INSTRUCTION |
Set down every entry again word for word, please, but skip the pictures.

** START OF DATASET EXCERPTS **

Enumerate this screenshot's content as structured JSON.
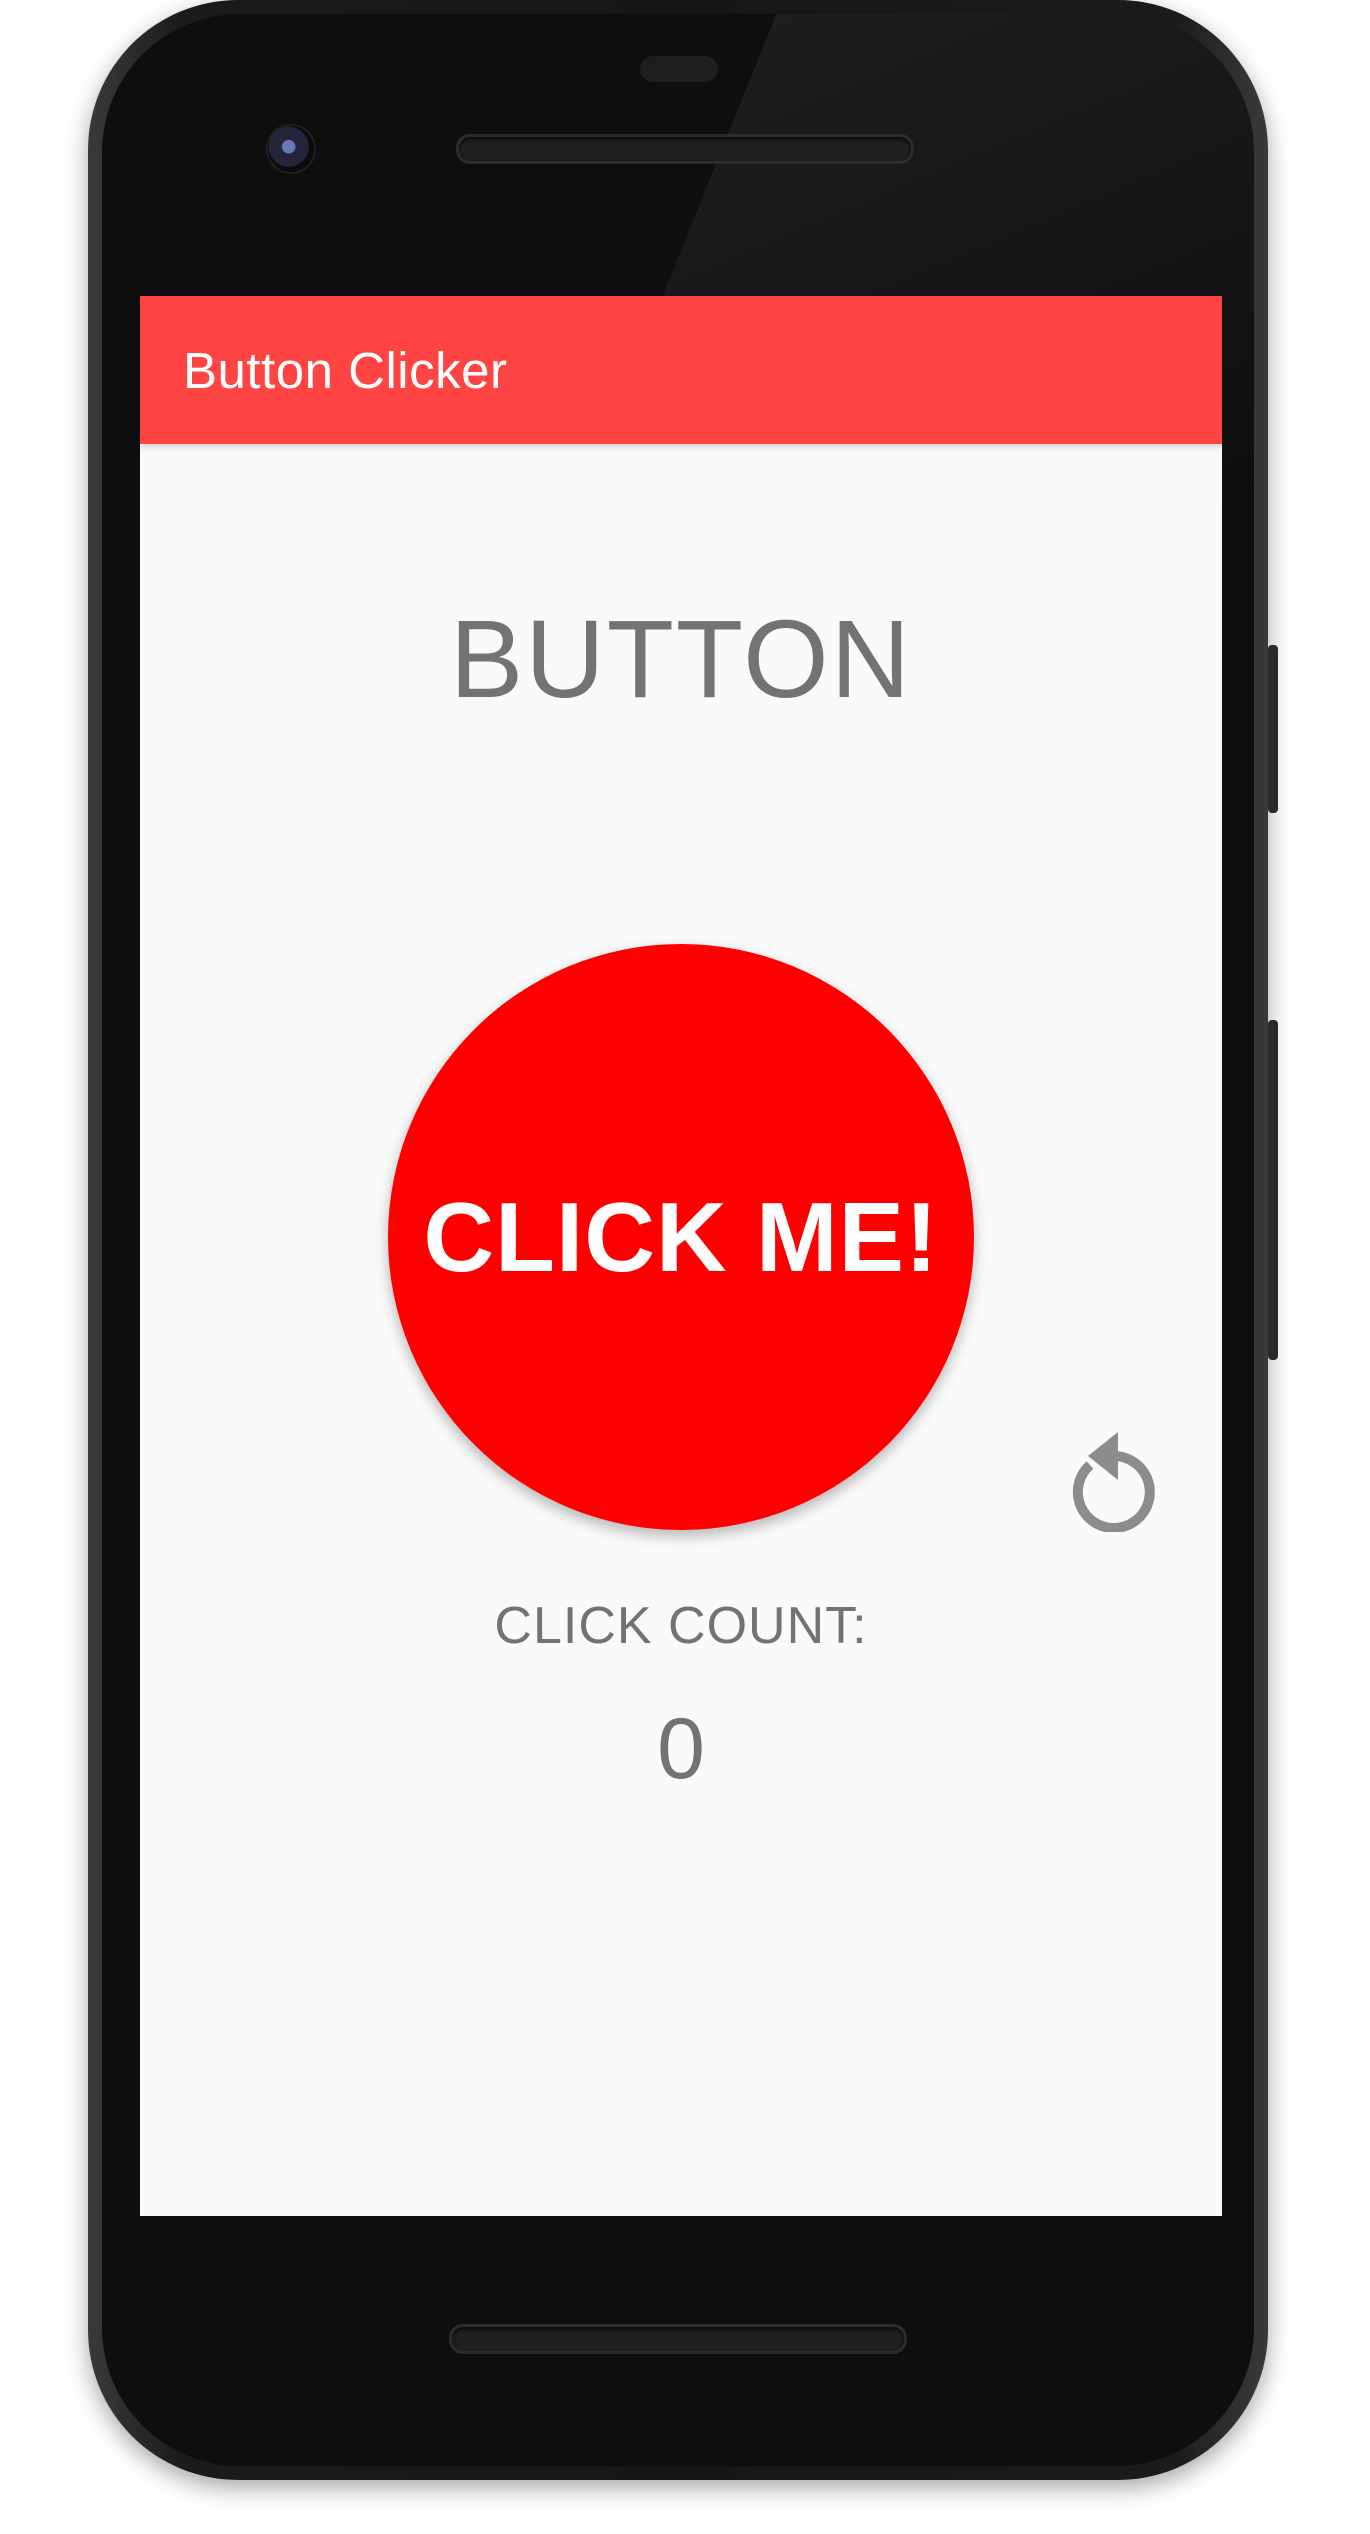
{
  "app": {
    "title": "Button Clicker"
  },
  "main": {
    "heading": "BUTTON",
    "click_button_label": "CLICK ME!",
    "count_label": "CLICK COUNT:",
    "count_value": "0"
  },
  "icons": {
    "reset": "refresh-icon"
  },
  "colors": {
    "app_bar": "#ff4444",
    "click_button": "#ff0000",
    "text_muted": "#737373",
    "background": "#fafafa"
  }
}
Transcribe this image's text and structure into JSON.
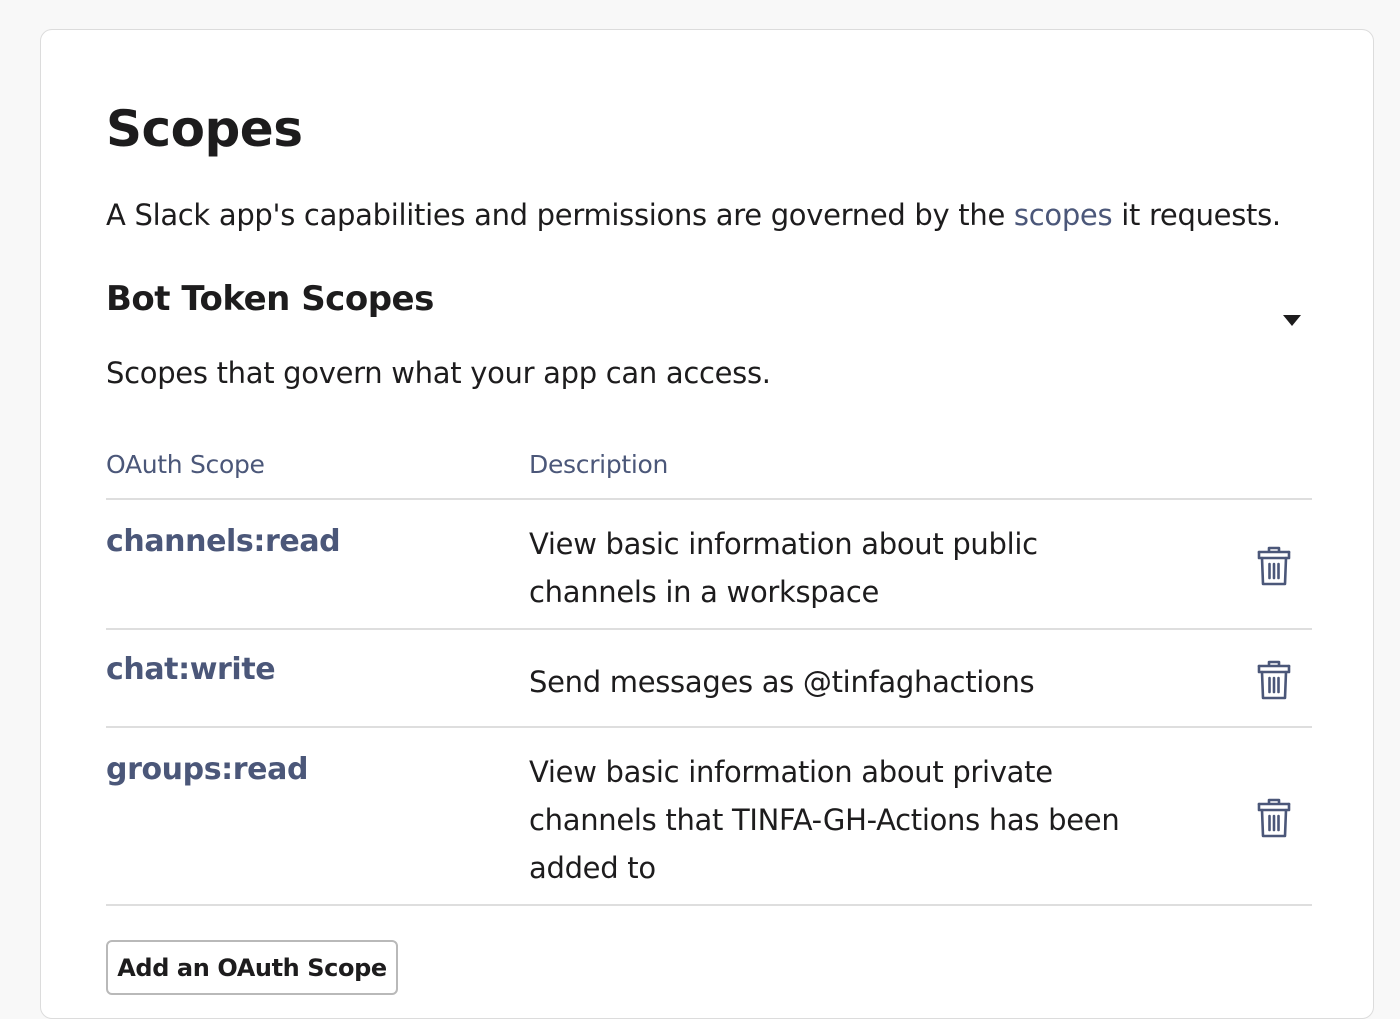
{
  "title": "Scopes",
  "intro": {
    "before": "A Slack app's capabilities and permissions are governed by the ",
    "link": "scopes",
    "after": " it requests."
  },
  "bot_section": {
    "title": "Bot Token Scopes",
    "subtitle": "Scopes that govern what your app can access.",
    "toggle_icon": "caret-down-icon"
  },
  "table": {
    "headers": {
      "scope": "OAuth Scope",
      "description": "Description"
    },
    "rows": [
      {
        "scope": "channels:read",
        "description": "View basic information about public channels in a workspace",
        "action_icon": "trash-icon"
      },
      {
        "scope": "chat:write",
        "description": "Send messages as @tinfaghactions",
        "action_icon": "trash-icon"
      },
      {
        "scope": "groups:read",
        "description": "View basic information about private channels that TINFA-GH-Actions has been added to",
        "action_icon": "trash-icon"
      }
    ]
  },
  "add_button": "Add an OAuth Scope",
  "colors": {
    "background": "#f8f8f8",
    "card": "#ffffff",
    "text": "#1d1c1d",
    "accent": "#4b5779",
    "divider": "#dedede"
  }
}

** END OF DATASET EXCERPTS **

ANSWER FOR THIS EXERCISE |
Enumerate this screenshot's content as structured JSON.
{
  "app": {
    "title": "Button Clicker"
  },
  "main": {
    "heading": "BUTTON",
    "click_button_label": "CLICK ME!",
    "count_label": "CLICK COUNT:",
    "count_value": "0"
  },
  "icons": {
    "reset": "refresh-icon"
  },
  "colors": {
    "app_bar": "#ff4444",
    "click_button": "#ff0000",
    "text_muted": "#737373",
    "background": "#fafafa"
  }
}
Transcribe this image's text and structure into JSON.
{
  "title": "Scopes",
  "intro": {
    "before": "A Slack app's capabilities and permissions are governed by the ",
    "link": "scopes",
    "after": " it requests."
  },
  "bot_section": {
    "title": "Bot Token Scopes",
    "subtitle": "Scopes that govern what your app can access.",
    "toggle_icon": "caret-down-icon"
  },
  "table": {
    "headers": {
      "scope": "OAuth Scope",
      "description": "Description"
    },
    "rows": [
      {
        "scope": "channels:read",
        "description": "View basic information about public channels in a workspace",
        "action_icon": "trash-icon"
      },
      {
        "scope": "chat:write",
        "description": "Send messages as @tinfaghactions",
        "action_icon": "trash-icon"
      },
      {
        "scope": "groups:read",
        "description": "View basic information about private channels that TINFA-GH-Actions has been added to",
        "action_icon": "trash-icon"
      }
    ]
  },
  "add_button": "Add an OAuth Scope",
  "colors": {
    "background": "#f8f8f8",
    "card": "#ffffff",
    "text": "#1d1c1d",
    "accent": "#4b5779",
    "divider": "#dedede"
  }
}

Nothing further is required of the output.